# What you have to do
Check each line of the material below for "wyrządzonych", then copy the ones that contain it.
-- Extracted entries start --
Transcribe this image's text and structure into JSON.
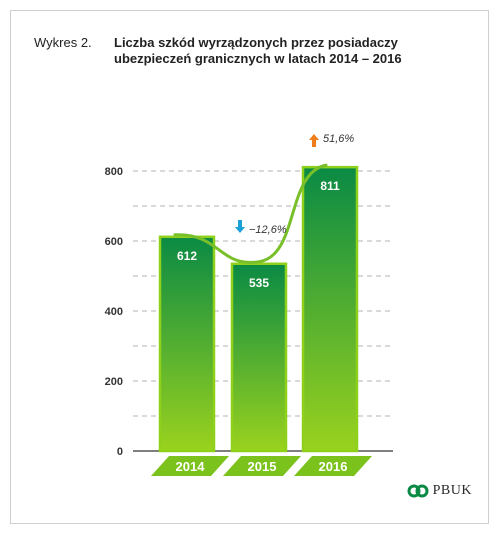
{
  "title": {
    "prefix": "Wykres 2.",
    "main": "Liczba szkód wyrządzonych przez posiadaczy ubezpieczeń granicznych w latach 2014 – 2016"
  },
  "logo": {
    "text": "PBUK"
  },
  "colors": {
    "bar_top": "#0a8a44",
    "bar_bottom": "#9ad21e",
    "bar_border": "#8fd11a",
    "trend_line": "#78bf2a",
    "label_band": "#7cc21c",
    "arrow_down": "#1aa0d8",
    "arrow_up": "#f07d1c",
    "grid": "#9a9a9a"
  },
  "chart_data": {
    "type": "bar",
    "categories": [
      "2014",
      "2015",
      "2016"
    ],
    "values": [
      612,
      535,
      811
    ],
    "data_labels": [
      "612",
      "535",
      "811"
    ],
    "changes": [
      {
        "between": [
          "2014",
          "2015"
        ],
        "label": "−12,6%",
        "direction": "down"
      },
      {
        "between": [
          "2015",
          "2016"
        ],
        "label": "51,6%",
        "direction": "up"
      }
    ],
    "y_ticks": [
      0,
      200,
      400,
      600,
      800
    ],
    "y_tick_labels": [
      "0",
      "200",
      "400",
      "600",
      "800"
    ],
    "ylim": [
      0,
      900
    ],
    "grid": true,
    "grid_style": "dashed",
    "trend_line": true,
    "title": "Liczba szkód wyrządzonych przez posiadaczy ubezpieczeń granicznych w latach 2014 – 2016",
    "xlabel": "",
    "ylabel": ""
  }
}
-- Extracted entries end --
-- Extracted entries start --
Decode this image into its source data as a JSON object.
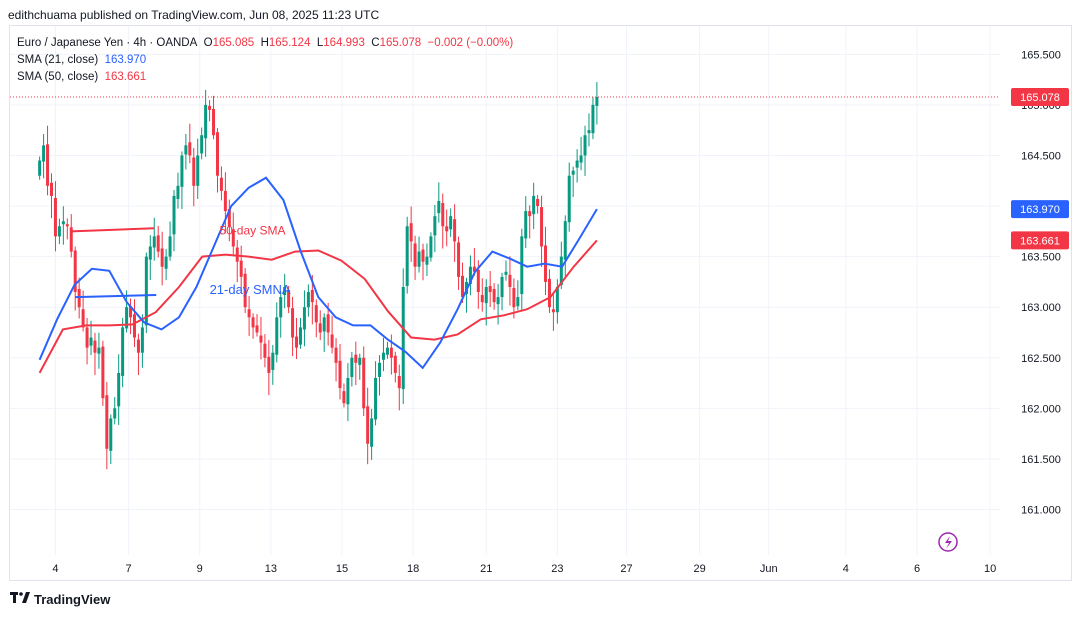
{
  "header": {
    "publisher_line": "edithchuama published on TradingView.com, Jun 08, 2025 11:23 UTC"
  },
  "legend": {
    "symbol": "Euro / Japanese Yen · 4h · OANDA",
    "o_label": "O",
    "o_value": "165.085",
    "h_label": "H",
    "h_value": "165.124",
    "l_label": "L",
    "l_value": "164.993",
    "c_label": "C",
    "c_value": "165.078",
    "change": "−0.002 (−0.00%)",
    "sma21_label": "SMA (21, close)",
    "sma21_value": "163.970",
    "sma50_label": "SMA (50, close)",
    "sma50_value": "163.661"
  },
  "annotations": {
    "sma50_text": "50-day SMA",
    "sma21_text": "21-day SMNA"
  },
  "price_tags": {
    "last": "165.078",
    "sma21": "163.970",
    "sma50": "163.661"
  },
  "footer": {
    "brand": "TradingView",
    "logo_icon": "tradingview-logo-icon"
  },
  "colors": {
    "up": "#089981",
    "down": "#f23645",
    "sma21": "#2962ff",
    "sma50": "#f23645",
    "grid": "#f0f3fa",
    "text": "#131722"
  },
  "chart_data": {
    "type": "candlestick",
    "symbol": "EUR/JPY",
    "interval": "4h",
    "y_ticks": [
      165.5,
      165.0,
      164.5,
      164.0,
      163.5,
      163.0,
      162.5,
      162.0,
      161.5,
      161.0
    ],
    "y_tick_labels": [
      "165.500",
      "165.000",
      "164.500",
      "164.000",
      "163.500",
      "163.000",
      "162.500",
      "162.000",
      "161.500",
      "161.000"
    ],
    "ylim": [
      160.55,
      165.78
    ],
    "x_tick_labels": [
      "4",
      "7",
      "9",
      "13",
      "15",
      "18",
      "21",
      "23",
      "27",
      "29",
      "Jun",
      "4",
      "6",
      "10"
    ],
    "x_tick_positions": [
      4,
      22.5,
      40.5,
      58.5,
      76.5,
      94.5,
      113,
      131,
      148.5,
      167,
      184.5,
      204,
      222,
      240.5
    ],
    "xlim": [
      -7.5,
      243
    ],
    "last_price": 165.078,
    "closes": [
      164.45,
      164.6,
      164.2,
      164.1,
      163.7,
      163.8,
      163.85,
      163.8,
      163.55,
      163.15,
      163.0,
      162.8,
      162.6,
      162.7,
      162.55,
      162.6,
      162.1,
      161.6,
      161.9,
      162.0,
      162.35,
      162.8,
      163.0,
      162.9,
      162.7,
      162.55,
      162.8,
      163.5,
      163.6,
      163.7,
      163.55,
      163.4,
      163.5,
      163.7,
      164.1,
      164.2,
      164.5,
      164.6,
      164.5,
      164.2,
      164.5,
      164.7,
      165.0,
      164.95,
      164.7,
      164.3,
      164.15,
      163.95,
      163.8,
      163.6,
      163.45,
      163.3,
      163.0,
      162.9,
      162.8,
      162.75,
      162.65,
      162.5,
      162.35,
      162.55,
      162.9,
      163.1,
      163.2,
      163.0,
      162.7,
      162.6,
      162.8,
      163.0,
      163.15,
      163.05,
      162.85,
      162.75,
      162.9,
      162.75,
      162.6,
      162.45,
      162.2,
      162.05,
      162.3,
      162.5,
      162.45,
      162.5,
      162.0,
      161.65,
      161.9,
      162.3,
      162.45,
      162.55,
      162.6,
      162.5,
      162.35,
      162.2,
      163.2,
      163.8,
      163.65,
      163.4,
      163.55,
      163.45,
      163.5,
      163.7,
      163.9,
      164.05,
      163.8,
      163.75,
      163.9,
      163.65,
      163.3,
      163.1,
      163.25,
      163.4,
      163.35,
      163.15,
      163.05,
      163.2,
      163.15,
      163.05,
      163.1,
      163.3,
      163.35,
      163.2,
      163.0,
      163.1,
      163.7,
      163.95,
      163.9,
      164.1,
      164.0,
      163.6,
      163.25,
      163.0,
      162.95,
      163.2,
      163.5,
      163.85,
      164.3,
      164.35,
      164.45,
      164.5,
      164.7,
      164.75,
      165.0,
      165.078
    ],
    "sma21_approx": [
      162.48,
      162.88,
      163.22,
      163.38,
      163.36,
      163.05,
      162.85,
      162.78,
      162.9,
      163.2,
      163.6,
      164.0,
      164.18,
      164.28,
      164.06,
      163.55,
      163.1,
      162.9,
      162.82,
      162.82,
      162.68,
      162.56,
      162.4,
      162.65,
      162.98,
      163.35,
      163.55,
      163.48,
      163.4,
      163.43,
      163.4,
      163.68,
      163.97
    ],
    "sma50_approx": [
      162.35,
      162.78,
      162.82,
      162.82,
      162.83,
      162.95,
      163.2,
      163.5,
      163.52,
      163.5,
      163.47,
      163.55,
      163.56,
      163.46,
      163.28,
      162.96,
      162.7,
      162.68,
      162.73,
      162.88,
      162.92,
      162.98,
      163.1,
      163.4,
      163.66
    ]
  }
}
-- Extracted entries end --
-- Extracted entries start --
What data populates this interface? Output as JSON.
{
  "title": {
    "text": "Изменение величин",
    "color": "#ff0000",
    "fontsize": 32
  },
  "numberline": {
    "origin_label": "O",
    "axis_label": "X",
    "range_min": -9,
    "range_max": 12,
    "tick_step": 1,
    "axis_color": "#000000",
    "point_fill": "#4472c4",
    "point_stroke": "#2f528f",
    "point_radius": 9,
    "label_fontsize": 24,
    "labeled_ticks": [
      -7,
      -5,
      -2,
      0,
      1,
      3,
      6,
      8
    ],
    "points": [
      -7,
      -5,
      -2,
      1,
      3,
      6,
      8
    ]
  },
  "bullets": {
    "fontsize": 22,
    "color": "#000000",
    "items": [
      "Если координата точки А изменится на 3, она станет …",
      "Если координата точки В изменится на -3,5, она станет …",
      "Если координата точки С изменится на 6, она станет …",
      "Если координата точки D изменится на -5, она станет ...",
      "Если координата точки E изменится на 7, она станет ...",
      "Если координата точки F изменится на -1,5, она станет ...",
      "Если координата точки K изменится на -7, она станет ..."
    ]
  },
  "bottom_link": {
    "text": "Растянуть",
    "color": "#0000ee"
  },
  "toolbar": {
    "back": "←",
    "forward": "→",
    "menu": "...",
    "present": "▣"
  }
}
-- Extracted entries end --
# Answer to this exercise
    "main": "Liczba szkód wyrządzonych przez posiadaczy ubezpieczeń granicznych w latach 2014 – 2016"
    "title": "Liczba szkód wyrządzonych przez posiadaczy ubezpieczeń granicznych w latach 2014 – 2016",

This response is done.